**Schriftliche Aufgabe:**
Stelle den Abschnitt vom Anfang der folgenden Auflistung bis einschließlich der Zeile mit „stacked-bar-chart: 0 5“ als nummerierte Liste dar. Leerzeilen lässt du dabei weg.

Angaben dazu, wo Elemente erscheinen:
----------

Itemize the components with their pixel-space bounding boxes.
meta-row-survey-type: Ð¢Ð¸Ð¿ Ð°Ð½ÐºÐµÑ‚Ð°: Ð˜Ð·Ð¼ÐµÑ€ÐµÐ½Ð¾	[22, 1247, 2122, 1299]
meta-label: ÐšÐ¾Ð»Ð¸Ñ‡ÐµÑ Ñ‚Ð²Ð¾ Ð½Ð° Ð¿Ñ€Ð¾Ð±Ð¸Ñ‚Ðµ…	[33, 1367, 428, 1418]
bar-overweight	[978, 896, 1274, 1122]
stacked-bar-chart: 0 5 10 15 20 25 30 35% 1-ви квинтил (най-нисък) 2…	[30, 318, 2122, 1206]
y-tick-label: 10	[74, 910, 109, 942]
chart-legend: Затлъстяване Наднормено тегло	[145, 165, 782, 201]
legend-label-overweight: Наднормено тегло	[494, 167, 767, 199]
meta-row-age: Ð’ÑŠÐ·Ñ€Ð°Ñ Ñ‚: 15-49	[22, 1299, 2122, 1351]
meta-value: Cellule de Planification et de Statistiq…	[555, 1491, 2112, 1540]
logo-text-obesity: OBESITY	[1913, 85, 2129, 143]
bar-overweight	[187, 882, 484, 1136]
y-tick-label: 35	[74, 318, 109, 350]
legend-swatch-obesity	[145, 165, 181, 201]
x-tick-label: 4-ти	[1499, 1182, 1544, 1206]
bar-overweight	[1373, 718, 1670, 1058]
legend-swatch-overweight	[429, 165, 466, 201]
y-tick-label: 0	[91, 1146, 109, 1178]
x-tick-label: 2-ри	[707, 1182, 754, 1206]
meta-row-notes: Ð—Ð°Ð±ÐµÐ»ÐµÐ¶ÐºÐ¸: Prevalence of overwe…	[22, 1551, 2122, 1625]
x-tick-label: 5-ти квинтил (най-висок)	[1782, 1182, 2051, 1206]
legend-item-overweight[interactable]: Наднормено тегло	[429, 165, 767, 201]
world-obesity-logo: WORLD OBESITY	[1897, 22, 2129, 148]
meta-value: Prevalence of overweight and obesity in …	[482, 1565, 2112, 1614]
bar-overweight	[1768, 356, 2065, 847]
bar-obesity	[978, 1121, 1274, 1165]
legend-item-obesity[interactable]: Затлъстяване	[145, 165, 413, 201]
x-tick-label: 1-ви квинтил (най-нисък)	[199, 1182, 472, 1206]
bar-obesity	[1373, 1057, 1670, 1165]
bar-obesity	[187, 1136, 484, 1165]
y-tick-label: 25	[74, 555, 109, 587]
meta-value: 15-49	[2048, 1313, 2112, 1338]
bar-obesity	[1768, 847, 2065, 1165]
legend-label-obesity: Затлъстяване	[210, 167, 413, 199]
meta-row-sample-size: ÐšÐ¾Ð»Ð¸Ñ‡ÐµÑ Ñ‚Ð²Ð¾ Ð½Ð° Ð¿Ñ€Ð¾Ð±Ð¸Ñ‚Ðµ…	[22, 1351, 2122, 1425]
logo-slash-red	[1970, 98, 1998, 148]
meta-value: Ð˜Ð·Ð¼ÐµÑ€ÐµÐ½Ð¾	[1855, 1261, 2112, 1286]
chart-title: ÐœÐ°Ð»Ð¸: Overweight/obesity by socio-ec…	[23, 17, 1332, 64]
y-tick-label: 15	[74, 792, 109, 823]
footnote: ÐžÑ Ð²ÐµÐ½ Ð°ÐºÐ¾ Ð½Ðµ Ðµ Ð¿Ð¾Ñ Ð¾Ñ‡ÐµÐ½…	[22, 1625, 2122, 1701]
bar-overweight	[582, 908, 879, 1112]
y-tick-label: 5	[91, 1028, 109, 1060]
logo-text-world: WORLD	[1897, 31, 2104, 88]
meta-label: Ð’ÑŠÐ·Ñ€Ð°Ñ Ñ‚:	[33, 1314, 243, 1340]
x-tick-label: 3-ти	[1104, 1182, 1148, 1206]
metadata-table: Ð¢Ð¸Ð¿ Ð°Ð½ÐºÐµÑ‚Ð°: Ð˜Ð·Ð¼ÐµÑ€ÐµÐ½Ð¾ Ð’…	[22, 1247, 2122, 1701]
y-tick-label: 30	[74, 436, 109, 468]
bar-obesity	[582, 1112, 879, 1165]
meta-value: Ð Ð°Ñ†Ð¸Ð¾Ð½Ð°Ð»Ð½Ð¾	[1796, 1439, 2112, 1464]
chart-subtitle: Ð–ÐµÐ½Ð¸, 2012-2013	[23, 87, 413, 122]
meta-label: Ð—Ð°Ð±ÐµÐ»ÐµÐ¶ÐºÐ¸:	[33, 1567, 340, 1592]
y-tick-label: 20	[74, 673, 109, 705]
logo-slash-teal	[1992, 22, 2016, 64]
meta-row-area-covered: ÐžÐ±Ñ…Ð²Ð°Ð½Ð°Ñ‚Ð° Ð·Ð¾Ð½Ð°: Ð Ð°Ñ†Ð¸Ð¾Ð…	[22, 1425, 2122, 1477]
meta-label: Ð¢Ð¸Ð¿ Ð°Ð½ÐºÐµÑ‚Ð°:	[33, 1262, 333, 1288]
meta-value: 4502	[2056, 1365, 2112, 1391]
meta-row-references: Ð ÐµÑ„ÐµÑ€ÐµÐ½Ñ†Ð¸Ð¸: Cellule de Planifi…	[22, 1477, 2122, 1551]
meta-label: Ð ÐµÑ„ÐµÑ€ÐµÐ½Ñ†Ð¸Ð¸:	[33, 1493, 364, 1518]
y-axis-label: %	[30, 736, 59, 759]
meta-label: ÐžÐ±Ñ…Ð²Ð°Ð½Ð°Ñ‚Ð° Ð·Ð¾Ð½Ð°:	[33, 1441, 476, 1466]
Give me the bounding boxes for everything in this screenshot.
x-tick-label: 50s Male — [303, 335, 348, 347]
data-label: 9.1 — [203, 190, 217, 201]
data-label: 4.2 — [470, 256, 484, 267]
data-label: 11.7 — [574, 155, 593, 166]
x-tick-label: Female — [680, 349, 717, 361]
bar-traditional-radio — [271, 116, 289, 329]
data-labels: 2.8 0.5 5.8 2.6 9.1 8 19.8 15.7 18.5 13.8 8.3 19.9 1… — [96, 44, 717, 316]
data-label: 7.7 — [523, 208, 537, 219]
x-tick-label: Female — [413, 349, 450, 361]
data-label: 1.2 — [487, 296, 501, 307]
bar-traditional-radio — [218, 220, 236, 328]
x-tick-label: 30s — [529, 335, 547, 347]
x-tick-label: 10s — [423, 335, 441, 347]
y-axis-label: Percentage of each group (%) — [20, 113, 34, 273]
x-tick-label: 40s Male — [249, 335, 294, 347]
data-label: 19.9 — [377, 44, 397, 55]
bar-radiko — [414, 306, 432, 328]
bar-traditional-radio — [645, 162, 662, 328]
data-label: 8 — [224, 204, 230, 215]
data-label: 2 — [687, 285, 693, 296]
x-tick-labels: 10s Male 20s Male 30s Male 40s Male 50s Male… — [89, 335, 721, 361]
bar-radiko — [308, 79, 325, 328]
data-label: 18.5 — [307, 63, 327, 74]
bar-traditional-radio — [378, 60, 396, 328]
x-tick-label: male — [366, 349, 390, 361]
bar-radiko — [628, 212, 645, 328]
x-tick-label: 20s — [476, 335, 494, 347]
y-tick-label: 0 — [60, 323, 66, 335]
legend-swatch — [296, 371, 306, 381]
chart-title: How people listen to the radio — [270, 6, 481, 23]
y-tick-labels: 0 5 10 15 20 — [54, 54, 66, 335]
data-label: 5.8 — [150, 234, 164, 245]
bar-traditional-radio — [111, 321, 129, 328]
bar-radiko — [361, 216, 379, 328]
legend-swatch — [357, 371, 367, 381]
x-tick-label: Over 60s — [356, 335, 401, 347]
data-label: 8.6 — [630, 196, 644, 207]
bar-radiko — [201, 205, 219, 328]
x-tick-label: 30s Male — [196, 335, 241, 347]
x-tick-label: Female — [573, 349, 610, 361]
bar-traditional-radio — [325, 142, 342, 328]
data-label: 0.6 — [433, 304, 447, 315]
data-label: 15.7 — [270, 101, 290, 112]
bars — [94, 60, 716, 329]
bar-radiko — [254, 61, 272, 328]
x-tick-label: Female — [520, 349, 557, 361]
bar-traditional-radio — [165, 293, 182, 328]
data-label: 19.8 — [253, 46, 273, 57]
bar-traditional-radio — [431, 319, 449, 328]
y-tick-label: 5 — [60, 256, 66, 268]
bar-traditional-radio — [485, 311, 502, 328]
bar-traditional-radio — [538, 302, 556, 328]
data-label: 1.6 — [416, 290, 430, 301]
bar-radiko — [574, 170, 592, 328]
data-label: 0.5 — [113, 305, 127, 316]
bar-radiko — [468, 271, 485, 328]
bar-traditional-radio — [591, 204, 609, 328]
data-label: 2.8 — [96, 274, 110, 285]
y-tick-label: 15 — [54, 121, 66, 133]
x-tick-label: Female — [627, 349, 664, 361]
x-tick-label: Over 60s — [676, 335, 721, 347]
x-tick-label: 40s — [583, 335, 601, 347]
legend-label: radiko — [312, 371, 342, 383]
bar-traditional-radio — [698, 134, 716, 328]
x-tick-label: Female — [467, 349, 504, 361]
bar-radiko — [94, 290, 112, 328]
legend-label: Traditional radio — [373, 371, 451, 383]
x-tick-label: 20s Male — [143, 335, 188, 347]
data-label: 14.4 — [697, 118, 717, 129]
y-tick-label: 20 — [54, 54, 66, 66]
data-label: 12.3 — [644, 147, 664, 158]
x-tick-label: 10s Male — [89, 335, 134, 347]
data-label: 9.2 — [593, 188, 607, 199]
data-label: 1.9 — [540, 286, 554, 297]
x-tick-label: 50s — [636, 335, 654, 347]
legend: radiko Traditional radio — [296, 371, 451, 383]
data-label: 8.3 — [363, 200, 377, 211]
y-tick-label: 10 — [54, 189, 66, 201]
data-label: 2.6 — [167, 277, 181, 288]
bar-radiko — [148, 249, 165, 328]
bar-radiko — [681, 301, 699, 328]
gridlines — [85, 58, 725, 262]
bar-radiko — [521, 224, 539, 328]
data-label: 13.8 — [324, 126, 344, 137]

----------

**Ergebnis der Übung:**
1. Itemize the components with their pixel-space bounding boxes.
2. meta-row-survey-type: Ð¢Ð¸Ð¿ Ð°Ð½ÐºÐµÑ‚Ð°: Ð˜Ð·Ð¼ÐµÑ€ÐµÐ½Ð¾	[22, 1247, 2122, 1299]
3. meta-label: ÐšÐ¾Ð»Ð¸Ñ‡ÐµÑ Ñ‚Ð²Ð¾ Ð½Ð° Ð¿Ñ€Ð¾Ð±Ð¸Ñ‚Ðµ…	[33, 1367, 428, 1418]
4. bar-overweight	[978, 896, 1274, 1122]
5. stacked-bar-chart: 0 5 10 15 20 25 30 35% 1-ви квинтил (най-нисък) 2…	[30, 318, 2122, 1206]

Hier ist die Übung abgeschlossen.